### SHORT PROBLEM
Reproduce verbatim the lines of the records from the one containing "paragraph: 让我们为先烈营造一块永久的空间吧， bbox=[203, 1059, 535, 1082]" through the one containing "paragraph: 今日，在这里， bbox=[203, 1189, 340, 1212]", including both of these lines.

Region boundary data
####################
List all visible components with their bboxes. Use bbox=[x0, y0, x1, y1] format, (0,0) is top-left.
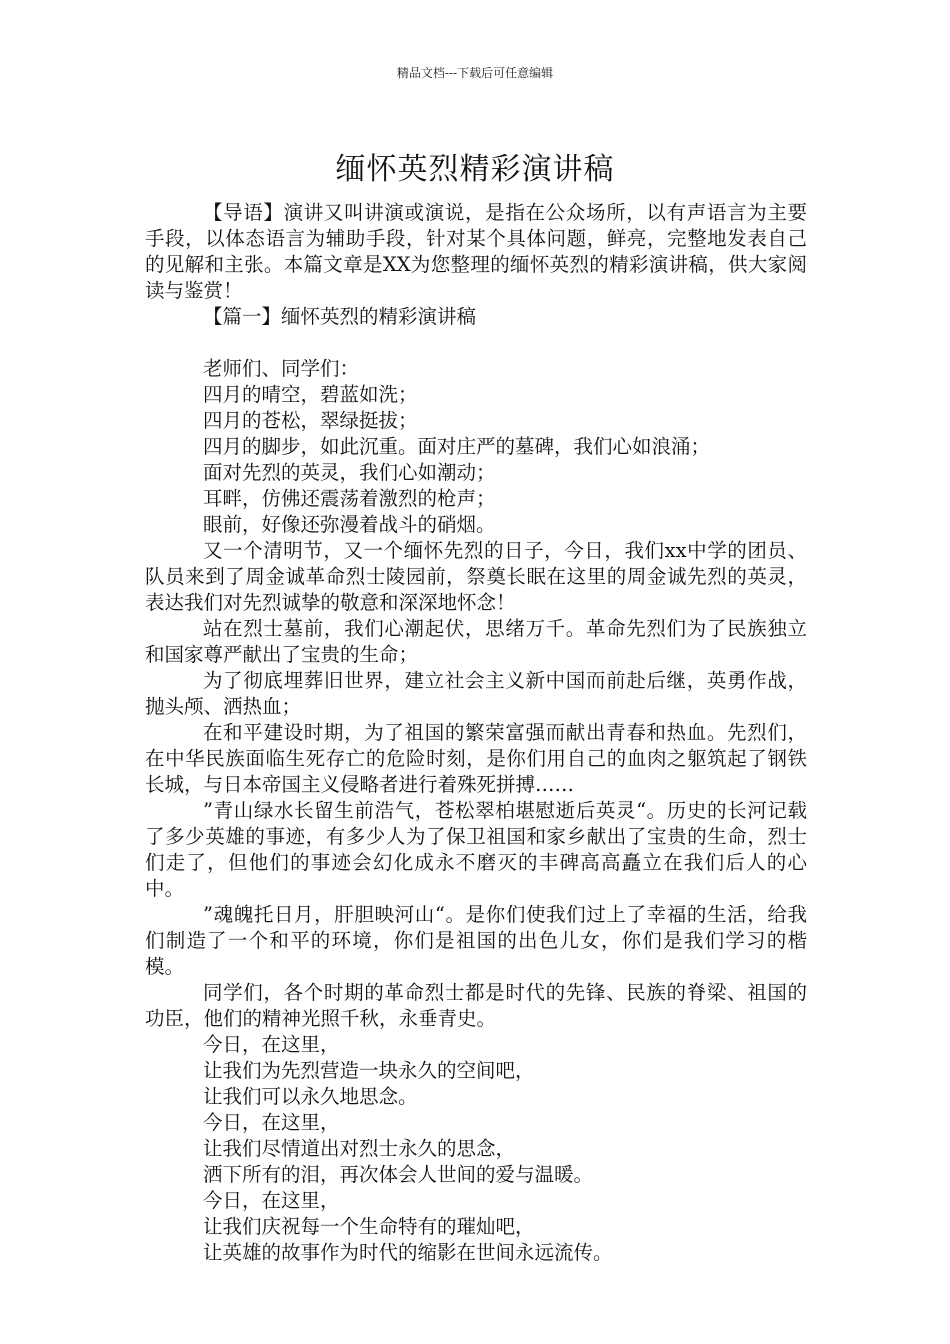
paragraph: 让我们为先烈营造一块永久的空间吧， bbox=[203, 1059, 535, 1082]
paragraph: 为了彻底埋葬旧世界，建立社会主义新中国而前赴后继，英勇作战，抛头颅、洒热血； bbox=[145, 669, 807, 718]
paragraph: 让英雄的故事作为时代的缩影在世间永远流传。 bbox=[203, 1241, 613, 1264]
paragraph: 面对先烈的英灵，我们心如潮动； bbox=[203, 461, 496, 484]
paragraph: 站在烈士墓前，我们心潮起伏，思绪万千。革命先烈们为了民族独立和国家尊严献出了宝贵的生命； bbox=[145, 617, 807, 666]
paragraph-section-heading: 【篇一】缅怀英烈的精彩演讲稿 bbox=[203, 305, 477, 328]
paragraph: 今日，在这里， bbox=[203, 1189, 340, 1212]
paragraph: 在和平建设时期，为了祖国的繁荣富强而献出青春和热血。先烈们，在中华民族面临生死存亡的危险时刻，是你们用自己的血肉之躯筑起了钢铁长城，与日本帝国主义侵略者进行着殊死拼搏…… bbox=[145, 721, 807, 796]
paragraph: 洒下所有的泪，再次体会人世间的爱与温暖。 bbox=[203, 1163, 594, 1186]
paragraph-intro: 【导语】演讲又叫讲演或演说，是指在公众场所，以有声语言为主要手段，以体态语言为辅助手段，针对某个具体问题，鲜亮，完整地发表自己的见解和主张。本篇文章是XX为您整理的缅怀英烈的精彩演讲稿，供大家阅读与鉴赏！ bbox=[145, 201, 807, 302]
paragraph: 四月的苍松，翠绿挺拔； bbox=[203, 409, 418, 432]
paragraph: ”魂魄托日月，肝胆映河山“。是你们使我们过上了幸福的生活，给我们制造了一个和平的环境，你们是祖国的出色儿女，你们是我们学习的楷模。 bbox=[145, 903, 807, 978]
paragraph: 又一个清明节，又一个缅怀先烈的日子，今日，我们xx中学的团员、队员来到了周金诚革命烈士陵园前，祭奠长眠在这里的周金诚先烈的英灵，表达我们对先烈诚挚的敬意和深深地怀念！ bbox=[145, 539, 807, 614]
paragraph: 让我们尽情道出对烈士永久的思念， bbox=[203, 1137, 516, 1160]
paragraph: 让我们可以永久地思念。 bbox=[203, 1085, 418, 1108]
paragraph: 同学们，各个时期的革命烈士都是时代的先锋、民族的脊梁、祖国的功臣，他们的精神光照千秋，永垂青史。 bbox=[145, 981, 807, 1030]
body-text bbox=[145, 200, 807, 1266]
page-title: 缅怀英烈精彩演讲稿 bbox=[335, 152, 615, 188]
paragraph: 让我们庆祝每一个生命特有的璀灿吧， bbox=[203, 1215, 535, 1238]
paragraph: 今日，在这里， bbox=[203, 1033, 340, 1056]
paragraph: 四月的晴空，碧蓝如洗； bbox=[203, 383, 418, 406]
header-note: 精品文档---下载后可任意编辑 bbox=[396, 66, 554, 80]
paragraph: 耳畔，仿佛还震荡着激烈的枪声； bbox=[203, 487, 496, 510]
blank-line bbox=[145, 330, 807, 356]
paragraph: 今日，在这里， bbox=[203, 1111, 340, 1134]
paragraph: ”青山绿水长留生前浩气，苍松翠柏堪慰逝后英灵“。历史的长河记载了多少英雄的事迹，有多少人为了保卫祖国和家乡献出了宝贵的生命，烈士们走了，但他们的事迹会幻化成永不磨灭的丰碑高高矗立在我们后人的心中。 bbox=[145, 799, 807, 900]
paragraph: 眼前，好像还弥漫着战斗的硝烟。 bbox=[203, 513, 496, 536]
paragraph-greeting: 老师们、同学们： bbox=[203, 357, 360, 380]
paragraph: 四月的脚步，如此沉重。面对庄严的墓碑，我们心如浪涌； bbox=[203, 435, 711, 458]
####################
### FULL RESPONSE
paragraph: 让我们为先烈营造一块永久的空间吧， bbox=[203, 1059, 535, 1082]
paragraph: 为了彻底埋葬旧世界，建立社会主义新中国而前赴后继，英勇作战，抛头颅、洒热血； bbox=[145, 669, 807, 718]
paragraph: 让英雄的故事作为时代的缩影在世间永远流传。 bbox=[203, 1241, 613, 1264]
paragraph: 面对先烈的英灵，我们心如潮动； bbox=[203, 461, 496, 484]
paragraph: 站在烈士墓前，我们心潮起伏，思绪万千。革命先烈们为了民族独立和国家尊严献出了宝贵的生命； bbox=[145, 617, 807, 666]
paragraph-section-heading: 【篇一】缅怀英烈的精彩演讲稿 bbox=[203, 305, 477, 328]
paragraph: 今日，在这里， bbox=[203, 1189, 340, 1212]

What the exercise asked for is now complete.